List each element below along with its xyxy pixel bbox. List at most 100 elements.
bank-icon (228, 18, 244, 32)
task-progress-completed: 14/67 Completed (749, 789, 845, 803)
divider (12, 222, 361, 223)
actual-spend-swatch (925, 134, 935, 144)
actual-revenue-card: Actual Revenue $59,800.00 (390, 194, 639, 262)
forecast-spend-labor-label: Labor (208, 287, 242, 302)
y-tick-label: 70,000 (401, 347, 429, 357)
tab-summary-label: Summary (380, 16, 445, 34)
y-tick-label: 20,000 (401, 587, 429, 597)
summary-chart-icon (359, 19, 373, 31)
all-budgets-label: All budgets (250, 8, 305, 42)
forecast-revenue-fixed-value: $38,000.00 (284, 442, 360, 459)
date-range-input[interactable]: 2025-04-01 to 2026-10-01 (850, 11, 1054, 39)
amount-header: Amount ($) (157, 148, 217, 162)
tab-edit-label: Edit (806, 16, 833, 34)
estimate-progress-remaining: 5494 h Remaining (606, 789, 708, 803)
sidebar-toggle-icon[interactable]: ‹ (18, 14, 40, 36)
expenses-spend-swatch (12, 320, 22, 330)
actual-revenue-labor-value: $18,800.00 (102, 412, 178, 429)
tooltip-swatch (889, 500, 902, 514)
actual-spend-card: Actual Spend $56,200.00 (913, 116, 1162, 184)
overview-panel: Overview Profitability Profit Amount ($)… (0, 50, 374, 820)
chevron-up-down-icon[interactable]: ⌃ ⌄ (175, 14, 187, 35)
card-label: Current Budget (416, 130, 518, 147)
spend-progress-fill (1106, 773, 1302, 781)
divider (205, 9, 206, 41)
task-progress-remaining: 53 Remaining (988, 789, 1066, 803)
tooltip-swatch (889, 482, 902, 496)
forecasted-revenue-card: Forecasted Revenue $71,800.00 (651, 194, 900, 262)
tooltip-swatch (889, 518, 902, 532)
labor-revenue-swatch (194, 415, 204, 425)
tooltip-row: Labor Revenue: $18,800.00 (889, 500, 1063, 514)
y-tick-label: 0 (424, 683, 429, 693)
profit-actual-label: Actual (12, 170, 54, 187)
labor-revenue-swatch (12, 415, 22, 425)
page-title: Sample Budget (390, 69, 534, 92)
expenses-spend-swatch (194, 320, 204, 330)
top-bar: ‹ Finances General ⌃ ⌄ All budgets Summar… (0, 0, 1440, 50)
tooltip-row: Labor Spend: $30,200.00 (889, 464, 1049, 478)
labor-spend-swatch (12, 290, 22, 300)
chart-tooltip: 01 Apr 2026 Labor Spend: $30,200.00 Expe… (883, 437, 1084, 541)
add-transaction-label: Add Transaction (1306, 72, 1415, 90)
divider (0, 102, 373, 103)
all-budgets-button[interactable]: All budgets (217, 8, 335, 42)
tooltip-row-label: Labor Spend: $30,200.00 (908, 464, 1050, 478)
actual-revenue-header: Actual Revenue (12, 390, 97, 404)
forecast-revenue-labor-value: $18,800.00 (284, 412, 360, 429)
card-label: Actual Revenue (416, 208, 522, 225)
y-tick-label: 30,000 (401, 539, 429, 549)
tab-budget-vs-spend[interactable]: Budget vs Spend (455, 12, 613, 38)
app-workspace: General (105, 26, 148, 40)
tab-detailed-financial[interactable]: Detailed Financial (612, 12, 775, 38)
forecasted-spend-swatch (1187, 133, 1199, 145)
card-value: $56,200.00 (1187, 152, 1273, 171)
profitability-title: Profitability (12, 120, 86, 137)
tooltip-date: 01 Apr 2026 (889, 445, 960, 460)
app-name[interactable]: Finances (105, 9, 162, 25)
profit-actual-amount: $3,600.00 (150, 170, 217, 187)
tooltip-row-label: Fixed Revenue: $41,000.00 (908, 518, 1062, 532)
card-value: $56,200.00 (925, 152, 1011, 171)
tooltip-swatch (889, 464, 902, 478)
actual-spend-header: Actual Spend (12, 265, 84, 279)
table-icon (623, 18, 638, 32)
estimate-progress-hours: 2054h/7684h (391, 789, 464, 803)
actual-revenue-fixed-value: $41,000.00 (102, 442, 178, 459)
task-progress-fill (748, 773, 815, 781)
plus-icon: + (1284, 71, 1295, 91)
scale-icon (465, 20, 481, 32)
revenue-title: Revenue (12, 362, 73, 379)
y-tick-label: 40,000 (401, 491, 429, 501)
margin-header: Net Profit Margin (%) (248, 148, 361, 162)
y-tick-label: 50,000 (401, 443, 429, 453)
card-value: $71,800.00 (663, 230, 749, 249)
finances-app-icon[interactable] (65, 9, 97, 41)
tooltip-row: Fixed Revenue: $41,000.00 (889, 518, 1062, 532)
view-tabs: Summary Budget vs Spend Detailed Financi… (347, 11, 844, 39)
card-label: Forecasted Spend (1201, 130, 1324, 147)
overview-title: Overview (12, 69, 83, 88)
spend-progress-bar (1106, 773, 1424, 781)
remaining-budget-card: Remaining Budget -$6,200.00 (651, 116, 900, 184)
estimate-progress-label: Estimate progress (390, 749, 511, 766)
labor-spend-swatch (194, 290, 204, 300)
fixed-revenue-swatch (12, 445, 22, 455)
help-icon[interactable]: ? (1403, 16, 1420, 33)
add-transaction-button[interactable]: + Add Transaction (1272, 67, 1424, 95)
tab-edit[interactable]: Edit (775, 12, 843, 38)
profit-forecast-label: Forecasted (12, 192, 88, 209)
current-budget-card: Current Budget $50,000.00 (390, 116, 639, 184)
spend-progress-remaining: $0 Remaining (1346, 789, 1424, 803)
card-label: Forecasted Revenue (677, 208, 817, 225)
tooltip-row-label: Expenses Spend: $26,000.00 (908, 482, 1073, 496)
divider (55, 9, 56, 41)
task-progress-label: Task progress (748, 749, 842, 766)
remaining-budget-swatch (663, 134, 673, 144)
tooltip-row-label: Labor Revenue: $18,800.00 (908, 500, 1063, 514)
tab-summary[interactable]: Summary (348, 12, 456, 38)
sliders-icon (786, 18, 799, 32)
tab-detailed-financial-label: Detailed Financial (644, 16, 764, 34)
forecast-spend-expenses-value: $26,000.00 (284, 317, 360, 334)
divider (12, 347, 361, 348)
---
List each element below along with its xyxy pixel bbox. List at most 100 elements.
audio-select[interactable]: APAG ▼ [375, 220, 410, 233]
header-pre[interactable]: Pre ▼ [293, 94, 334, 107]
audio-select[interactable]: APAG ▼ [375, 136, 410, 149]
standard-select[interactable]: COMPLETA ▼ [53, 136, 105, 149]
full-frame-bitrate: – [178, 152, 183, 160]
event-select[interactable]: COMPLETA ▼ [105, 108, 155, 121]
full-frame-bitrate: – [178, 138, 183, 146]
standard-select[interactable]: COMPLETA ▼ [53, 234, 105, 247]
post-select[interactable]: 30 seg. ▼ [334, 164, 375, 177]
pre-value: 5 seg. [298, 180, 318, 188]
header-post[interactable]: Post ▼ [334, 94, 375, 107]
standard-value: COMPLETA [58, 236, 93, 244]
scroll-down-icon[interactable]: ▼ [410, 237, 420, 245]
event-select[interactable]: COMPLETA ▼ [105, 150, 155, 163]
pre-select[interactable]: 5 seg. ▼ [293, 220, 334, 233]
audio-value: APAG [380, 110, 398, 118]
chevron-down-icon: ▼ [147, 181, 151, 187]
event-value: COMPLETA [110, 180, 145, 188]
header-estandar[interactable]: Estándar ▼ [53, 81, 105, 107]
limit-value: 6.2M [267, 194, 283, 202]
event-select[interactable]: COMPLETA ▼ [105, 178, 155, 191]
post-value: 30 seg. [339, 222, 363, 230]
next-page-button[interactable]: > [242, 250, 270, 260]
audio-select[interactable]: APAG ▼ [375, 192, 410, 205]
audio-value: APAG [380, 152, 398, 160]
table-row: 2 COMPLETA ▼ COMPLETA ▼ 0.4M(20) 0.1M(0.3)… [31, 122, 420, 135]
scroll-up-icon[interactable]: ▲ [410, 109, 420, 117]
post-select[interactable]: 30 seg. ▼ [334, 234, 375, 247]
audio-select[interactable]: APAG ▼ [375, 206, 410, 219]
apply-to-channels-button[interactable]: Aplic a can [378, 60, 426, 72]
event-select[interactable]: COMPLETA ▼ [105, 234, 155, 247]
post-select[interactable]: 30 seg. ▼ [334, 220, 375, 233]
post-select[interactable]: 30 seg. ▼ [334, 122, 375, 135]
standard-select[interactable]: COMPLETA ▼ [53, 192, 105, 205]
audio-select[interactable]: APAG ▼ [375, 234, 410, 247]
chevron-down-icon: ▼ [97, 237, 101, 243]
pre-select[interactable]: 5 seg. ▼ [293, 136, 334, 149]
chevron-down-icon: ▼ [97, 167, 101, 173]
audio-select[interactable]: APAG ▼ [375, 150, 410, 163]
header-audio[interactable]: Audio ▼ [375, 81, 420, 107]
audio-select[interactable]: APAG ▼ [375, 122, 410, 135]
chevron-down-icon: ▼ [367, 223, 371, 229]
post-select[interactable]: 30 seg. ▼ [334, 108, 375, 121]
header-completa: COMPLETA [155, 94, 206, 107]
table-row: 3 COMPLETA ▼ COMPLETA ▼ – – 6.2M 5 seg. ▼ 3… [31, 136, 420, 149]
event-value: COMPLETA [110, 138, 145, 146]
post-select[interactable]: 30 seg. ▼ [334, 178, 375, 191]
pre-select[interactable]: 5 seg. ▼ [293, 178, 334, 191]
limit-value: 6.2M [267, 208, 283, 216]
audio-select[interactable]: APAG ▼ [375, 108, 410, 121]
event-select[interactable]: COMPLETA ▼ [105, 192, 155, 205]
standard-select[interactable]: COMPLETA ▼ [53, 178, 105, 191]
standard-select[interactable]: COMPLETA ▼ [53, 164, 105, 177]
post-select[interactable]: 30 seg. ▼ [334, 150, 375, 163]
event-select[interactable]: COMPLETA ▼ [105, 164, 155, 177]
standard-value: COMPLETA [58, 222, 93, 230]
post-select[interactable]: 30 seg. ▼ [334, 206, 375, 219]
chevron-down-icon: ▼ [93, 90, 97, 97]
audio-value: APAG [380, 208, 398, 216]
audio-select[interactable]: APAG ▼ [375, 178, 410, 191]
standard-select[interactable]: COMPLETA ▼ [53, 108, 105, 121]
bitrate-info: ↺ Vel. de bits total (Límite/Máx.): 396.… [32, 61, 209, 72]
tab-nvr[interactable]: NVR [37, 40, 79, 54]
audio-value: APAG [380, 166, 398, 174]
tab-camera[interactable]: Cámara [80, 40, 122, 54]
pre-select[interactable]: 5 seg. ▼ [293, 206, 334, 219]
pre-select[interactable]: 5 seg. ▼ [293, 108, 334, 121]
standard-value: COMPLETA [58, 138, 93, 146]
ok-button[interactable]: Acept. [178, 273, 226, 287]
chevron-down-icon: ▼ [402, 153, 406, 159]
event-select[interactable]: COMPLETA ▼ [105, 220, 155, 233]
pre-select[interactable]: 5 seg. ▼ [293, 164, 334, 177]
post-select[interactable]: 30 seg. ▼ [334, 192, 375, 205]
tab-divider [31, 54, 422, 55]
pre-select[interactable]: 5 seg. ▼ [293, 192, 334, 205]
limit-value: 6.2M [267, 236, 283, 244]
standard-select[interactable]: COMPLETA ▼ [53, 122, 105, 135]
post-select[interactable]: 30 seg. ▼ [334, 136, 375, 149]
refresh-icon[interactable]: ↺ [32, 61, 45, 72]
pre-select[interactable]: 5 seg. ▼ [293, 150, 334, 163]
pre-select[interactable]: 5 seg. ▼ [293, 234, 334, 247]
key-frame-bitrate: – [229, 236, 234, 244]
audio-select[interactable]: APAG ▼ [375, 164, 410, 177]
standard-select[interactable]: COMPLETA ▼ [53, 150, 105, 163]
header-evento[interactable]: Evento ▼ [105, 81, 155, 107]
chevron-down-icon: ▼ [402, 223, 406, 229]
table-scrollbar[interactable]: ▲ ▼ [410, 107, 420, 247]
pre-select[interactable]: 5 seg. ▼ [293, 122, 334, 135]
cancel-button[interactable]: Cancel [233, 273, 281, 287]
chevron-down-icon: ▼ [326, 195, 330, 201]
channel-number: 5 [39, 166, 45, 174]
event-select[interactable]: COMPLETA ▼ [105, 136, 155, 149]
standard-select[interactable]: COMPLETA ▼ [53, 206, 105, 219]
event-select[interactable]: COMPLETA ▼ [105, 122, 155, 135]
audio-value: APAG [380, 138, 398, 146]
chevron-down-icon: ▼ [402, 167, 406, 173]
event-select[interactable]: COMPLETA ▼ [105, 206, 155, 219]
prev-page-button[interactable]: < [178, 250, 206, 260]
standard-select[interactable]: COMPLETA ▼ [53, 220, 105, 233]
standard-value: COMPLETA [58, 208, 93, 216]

» Exercise:
Select every line of the items above that contains the string "financial", treating uppercase and lowercase letters as different, and copy each of those lines.

» Final result:
tab-detailed-financial[interactable]: Detailed Financial (612, 12, 775, 38)
tab-detailed-financial-label: Detailed Financial (644, 16, 764, 34)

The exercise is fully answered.